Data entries
::::
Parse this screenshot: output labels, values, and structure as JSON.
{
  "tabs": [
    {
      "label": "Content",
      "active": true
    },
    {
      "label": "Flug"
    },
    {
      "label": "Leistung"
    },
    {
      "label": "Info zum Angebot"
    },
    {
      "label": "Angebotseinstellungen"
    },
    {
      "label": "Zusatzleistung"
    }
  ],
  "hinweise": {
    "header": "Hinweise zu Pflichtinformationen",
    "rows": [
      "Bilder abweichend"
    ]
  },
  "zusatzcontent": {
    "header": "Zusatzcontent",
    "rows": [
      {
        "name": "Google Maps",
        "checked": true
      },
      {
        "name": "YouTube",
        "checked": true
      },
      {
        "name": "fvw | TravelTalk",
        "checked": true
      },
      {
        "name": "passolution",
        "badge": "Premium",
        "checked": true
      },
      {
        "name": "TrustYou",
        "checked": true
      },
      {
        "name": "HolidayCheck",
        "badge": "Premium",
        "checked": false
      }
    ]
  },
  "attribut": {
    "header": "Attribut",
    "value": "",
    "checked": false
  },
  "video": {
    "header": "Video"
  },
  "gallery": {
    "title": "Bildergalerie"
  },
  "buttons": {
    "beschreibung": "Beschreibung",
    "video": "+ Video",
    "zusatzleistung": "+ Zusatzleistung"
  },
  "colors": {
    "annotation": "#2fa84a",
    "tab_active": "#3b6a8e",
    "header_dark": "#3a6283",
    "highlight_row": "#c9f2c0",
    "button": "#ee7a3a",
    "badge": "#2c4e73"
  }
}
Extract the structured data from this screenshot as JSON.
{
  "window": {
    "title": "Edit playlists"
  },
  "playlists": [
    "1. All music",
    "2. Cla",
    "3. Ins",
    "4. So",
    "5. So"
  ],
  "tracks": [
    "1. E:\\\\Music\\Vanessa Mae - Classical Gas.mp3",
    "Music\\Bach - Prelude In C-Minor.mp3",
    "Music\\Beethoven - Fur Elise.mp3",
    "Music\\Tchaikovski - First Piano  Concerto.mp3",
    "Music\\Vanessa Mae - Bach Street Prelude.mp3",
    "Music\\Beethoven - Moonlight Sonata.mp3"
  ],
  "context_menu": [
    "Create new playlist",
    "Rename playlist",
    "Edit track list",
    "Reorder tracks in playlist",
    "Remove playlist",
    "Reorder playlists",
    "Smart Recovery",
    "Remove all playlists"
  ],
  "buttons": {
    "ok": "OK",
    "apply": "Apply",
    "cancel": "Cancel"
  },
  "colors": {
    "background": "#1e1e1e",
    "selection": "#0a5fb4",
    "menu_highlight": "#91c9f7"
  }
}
::::
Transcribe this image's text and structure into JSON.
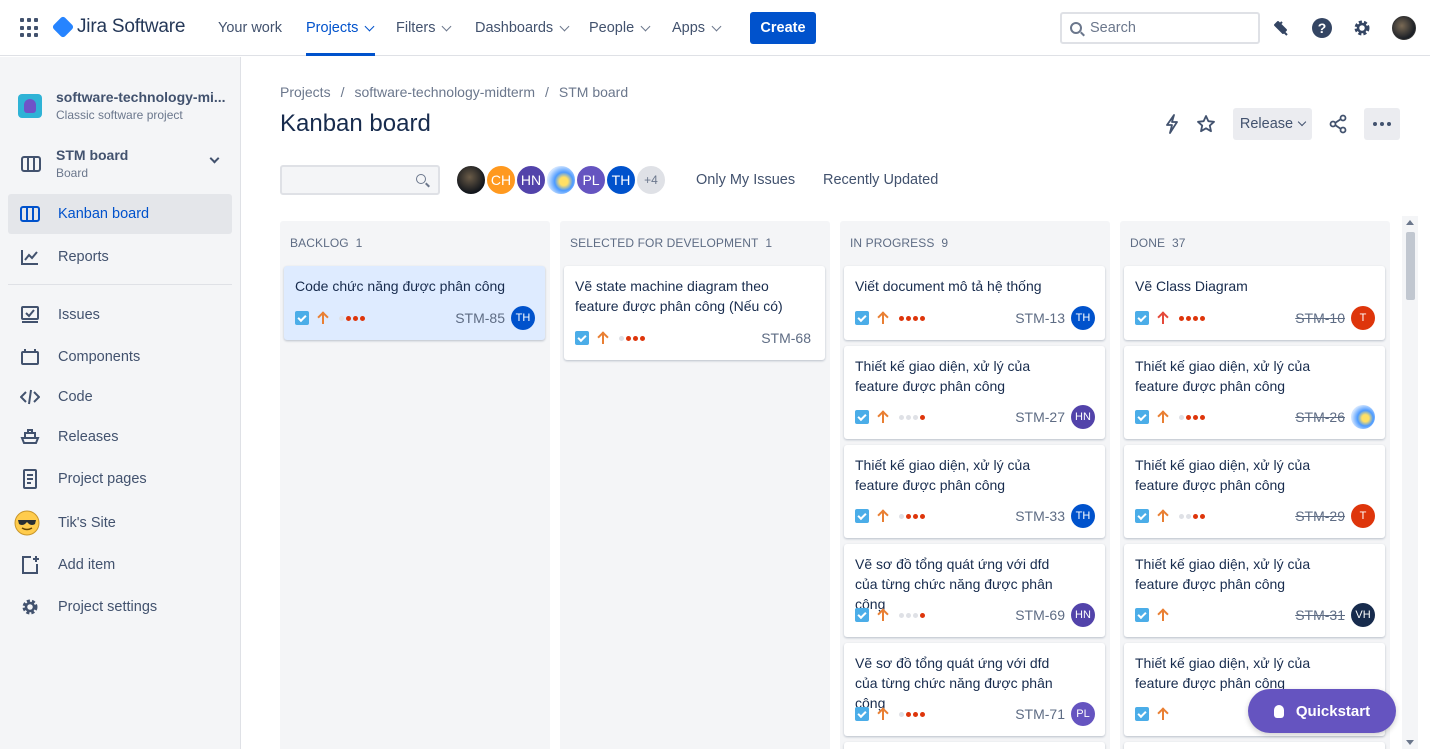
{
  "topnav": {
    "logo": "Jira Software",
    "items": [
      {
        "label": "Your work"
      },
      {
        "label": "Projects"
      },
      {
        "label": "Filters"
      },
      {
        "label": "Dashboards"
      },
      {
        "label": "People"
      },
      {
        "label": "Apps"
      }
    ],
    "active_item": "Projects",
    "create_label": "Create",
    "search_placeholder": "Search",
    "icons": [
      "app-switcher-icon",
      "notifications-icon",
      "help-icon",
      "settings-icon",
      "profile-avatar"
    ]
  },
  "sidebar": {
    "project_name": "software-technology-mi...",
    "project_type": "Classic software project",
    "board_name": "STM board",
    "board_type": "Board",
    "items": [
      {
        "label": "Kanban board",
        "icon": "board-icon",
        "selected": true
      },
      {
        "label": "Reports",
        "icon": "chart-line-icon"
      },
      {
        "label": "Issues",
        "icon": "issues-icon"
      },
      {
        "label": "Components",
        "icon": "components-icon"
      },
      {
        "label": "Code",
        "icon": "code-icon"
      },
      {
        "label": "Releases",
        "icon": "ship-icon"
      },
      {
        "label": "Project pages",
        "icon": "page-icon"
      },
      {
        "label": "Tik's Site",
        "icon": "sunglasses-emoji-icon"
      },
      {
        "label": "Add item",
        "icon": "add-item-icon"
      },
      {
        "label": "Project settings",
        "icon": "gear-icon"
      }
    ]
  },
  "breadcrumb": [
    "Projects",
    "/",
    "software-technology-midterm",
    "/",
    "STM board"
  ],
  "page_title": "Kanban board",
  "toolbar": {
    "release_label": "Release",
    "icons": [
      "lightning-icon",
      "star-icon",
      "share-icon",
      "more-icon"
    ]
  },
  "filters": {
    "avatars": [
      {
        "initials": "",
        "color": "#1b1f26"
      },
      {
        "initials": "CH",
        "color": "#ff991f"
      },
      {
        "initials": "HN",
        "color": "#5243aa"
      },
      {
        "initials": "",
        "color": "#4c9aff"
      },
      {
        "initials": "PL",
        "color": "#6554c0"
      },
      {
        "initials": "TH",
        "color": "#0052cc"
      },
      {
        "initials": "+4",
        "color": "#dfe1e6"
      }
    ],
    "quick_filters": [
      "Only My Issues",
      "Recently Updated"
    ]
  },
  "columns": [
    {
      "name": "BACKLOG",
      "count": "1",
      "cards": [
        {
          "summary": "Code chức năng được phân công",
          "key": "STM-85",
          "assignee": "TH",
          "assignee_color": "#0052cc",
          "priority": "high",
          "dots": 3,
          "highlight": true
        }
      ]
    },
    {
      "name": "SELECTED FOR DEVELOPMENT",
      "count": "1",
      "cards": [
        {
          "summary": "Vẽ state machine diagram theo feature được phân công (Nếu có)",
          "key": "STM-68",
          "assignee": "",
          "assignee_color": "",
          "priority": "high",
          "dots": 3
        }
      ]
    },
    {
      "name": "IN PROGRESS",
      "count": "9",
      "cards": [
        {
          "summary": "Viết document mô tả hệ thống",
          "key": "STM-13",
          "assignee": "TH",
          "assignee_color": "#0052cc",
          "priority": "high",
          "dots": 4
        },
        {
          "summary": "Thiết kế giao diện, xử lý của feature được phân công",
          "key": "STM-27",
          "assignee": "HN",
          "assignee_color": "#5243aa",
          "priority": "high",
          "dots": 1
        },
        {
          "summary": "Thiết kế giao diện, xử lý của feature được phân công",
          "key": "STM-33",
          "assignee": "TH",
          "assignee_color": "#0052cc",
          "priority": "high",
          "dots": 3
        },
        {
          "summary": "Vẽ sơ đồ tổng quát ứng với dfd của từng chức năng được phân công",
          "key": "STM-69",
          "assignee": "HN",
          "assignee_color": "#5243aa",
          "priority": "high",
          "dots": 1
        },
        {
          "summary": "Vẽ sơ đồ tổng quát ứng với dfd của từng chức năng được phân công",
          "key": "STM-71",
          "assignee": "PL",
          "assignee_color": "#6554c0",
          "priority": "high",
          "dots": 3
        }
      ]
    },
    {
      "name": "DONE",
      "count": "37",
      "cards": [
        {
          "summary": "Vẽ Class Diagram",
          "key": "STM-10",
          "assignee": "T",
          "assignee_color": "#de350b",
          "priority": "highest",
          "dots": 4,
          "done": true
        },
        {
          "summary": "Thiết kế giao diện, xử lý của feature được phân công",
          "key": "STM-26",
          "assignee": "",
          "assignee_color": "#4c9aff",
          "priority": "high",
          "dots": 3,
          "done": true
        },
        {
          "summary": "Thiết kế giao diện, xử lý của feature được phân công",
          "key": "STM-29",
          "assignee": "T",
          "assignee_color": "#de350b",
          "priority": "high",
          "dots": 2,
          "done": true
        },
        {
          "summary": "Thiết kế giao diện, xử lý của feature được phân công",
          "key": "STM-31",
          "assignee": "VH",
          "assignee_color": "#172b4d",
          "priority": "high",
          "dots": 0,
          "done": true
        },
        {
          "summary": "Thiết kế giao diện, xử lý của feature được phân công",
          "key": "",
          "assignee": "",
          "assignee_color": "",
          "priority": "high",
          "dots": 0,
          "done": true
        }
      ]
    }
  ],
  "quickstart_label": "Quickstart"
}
::::
Gather each line of the records holding the string "Zusatzleistung".

**Exercise output:**
      "label": "Zusatzleistung"
    "zusatzleistung": "+ Zusatzleistung"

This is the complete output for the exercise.